* EXERCISE BRIEF: Look through the material and copy each line holding "ASTM".

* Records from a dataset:
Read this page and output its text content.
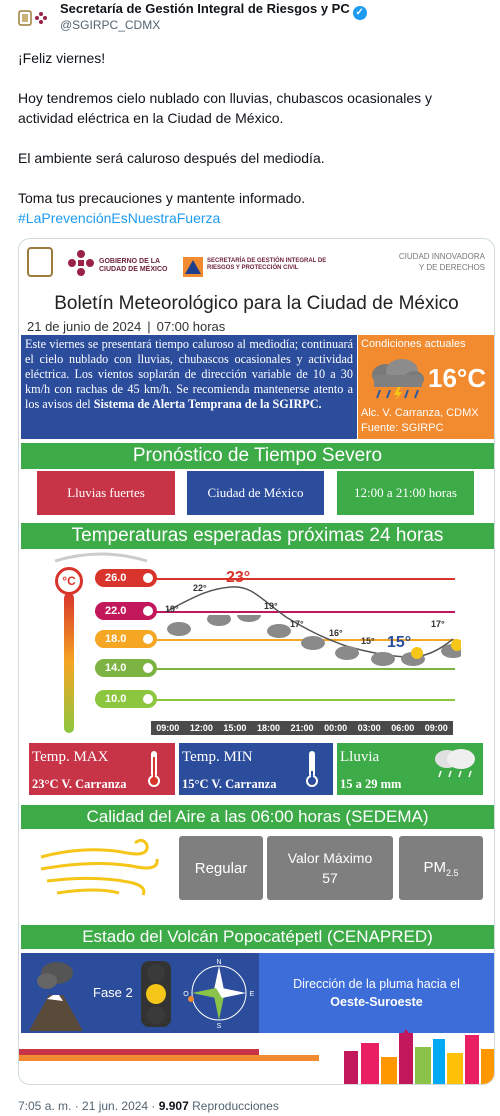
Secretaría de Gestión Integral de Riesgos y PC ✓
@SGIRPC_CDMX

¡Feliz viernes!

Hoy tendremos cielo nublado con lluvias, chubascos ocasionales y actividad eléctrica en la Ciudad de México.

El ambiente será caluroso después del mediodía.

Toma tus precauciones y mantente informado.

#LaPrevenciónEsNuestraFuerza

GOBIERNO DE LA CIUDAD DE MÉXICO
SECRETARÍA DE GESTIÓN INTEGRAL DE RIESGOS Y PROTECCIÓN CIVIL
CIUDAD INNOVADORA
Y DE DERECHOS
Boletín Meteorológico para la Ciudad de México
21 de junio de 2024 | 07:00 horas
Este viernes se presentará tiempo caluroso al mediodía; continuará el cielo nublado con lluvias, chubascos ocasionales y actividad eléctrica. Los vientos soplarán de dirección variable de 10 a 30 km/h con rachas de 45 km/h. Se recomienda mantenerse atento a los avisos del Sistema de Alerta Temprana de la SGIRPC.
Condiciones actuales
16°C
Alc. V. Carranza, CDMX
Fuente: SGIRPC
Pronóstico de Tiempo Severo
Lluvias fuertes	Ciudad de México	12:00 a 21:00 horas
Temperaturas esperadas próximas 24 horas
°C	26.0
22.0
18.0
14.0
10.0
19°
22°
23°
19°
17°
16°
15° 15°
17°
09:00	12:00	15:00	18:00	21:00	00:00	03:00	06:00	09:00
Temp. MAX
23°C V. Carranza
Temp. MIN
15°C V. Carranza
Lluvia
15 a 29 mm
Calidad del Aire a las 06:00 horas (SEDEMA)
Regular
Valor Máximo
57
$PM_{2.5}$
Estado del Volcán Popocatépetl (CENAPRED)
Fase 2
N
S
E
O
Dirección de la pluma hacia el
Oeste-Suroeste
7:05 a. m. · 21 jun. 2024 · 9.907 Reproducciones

...

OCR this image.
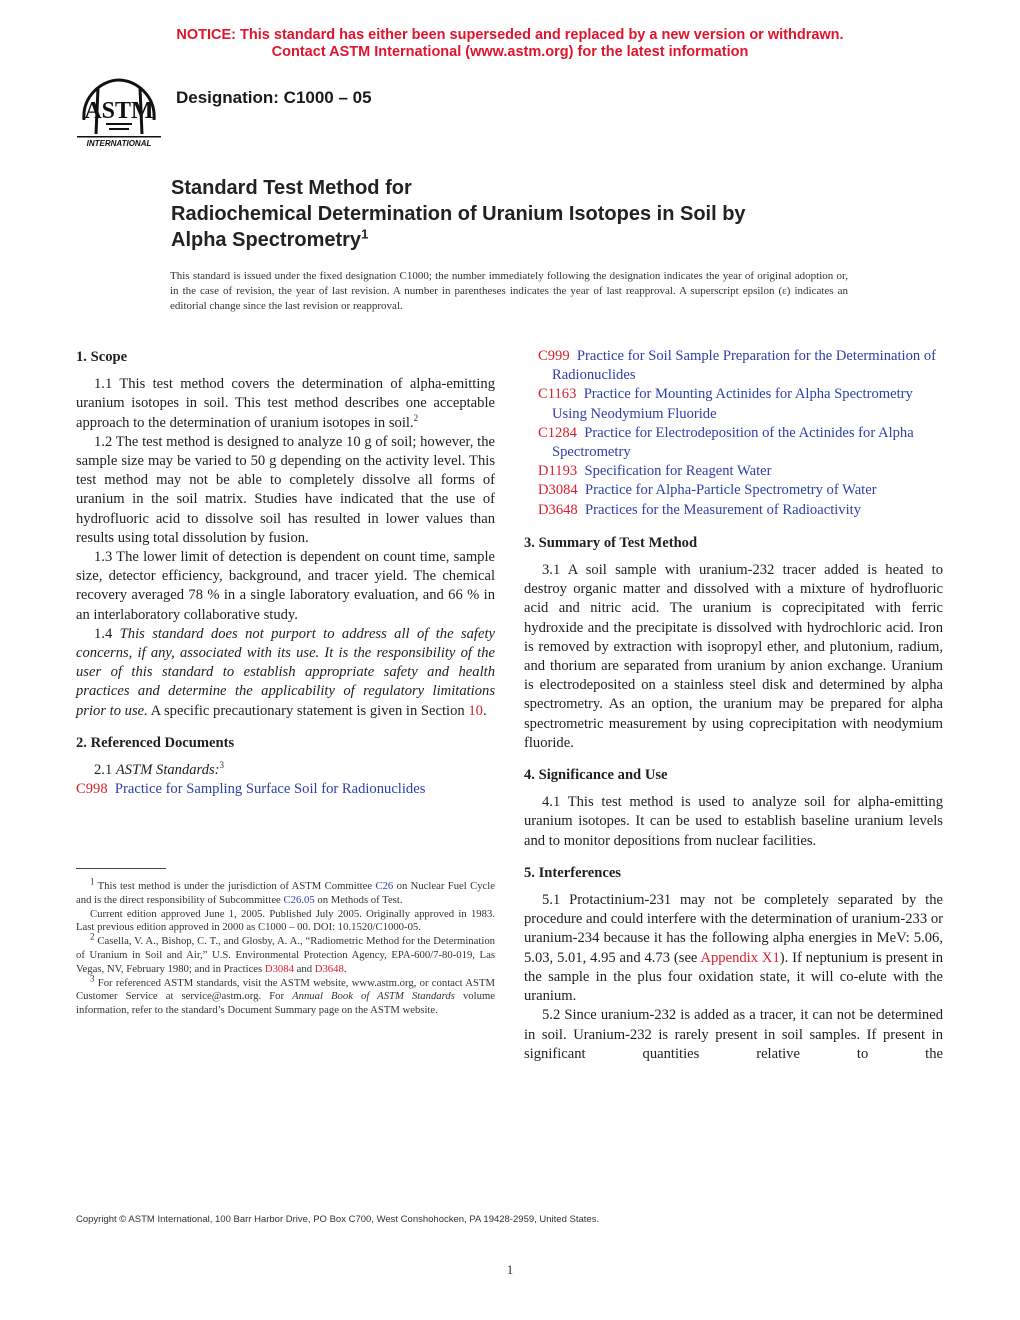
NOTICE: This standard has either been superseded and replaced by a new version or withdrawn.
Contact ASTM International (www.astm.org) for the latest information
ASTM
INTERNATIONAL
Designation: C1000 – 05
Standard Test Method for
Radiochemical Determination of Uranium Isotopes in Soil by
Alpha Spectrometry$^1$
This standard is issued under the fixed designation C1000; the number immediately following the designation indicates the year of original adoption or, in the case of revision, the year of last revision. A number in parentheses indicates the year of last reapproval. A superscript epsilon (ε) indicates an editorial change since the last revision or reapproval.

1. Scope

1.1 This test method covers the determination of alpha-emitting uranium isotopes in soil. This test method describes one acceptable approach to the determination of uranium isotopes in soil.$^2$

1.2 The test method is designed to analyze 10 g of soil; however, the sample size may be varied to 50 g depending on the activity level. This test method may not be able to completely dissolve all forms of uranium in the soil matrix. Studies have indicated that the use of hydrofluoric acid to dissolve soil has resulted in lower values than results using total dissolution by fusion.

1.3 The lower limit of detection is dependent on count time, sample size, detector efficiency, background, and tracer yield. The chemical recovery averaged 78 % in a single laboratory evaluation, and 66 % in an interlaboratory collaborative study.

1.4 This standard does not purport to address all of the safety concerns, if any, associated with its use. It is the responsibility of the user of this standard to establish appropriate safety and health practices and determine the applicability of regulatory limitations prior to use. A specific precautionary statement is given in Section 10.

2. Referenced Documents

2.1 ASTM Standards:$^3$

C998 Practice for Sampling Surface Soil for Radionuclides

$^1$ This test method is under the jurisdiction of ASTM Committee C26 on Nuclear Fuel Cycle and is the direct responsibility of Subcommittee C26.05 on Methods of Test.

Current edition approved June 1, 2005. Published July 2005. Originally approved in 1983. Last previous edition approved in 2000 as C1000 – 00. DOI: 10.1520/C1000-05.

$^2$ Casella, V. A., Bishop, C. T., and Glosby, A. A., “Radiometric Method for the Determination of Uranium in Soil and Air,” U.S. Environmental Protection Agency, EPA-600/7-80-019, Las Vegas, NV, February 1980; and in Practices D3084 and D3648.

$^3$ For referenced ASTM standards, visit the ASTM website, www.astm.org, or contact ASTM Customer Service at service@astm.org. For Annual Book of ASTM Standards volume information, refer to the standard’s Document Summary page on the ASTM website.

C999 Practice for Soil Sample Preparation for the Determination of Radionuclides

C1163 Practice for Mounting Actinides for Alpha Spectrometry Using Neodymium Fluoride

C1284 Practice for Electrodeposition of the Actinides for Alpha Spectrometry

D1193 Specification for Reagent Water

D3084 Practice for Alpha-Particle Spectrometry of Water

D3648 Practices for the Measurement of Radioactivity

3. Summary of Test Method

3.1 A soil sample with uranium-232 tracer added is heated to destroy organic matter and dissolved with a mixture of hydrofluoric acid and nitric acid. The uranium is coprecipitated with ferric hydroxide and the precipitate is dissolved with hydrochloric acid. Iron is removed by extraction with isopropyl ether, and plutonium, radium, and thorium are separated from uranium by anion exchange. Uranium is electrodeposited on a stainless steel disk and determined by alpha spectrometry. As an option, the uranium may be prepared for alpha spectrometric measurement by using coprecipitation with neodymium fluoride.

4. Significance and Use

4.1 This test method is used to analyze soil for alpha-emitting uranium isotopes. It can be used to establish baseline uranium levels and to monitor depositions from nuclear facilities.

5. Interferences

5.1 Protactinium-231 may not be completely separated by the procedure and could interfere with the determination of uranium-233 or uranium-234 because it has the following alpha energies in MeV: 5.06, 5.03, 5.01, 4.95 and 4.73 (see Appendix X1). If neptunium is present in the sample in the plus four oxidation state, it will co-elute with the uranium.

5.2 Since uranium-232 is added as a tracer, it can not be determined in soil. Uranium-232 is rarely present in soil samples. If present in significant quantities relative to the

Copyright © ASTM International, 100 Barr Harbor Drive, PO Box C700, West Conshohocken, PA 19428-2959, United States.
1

* * *

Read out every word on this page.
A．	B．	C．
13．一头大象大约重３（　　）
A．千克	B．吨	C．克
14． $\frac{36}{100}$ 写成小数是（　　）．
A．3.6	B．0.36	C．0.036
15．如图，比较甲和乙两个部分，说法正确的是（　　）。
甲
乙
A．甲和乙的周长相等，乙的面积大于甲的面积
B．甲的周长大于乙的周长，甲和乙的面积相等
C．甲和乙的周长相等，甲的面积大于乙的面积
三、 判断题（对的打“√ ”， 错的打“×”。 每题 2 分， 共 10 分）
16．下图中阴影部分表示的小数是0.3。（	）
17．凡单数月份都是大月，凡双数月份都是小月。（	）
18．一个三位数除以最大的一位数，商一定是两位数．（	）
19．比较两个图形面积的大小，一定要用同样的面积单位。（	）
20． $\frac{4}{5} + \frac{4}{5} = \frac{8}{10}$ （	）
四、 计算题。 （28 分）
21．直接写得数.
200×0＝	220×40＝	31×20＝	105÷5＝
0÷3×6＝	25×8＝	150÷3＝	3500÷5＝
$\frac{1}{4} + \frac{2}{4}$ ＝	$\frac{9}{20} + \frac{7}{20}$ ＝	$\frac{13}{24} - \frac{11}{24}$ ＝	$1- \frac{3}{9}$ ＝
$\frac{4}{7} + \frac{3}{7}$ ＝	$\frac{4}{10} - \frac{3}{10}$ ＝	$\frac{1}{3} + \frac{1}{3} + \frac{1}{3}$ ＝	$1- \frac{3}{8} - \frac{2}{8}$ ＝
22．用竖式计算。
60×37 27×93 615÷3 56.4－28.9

* TASK SOLUTION:
Contact ASTM International (www.astm.org) for the latest information
ASTM
2.1 ASTM Standards:$^3$
$^1$ This test method is under the jurisdiction of ASTM Committee C26 on Nuclear Fuel Cycle and is the direct responsibility of Subcommittee C26.05 on Methods of Test.
$^3$ For referenced ASTM standards, visit the ASTM website, www.astm.org, or contact ASTM Customer Service at service@astm.org. For Annual Book of ASTM Standards volume information, refer to the standard’s Document Summary page on the ASTM website.
Copyright © ASTM International, 100 Barr Harbor Drive, PO Box C700, West Conshohocken, PA 19428-2959, United States.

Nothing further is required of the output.